_WHAT IS REQUIRED:_
Make an exact copy of the entries below.

_Chart and figure data:_
——————

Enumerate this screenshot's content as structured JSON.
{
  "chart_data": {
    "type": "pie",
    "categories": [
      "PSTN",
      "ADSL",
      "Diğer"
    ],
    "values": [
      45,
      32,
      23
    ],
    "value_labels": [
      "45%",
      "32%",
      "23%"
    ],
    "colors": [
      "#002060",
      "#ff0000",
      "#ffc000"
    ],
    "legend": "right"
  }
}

——————

_RESULT OF THE TASK:_
Enumerate this screenshot's content as structured JSON.
{
  "chart_data": {
    "type": "pie",
    "categories": [
      "PSTN",
      "ADSL",
      "Diğer"
    ],
    "values": [
      45,
      32,
      23
    ],
    "value_labels": [
      "45%",
      "32%",
      "23%"
    ],
    "colors": [
      "#002060",
      "#ff0000",
      "#ffc000"
    ],
    "legend": "right"
  }
}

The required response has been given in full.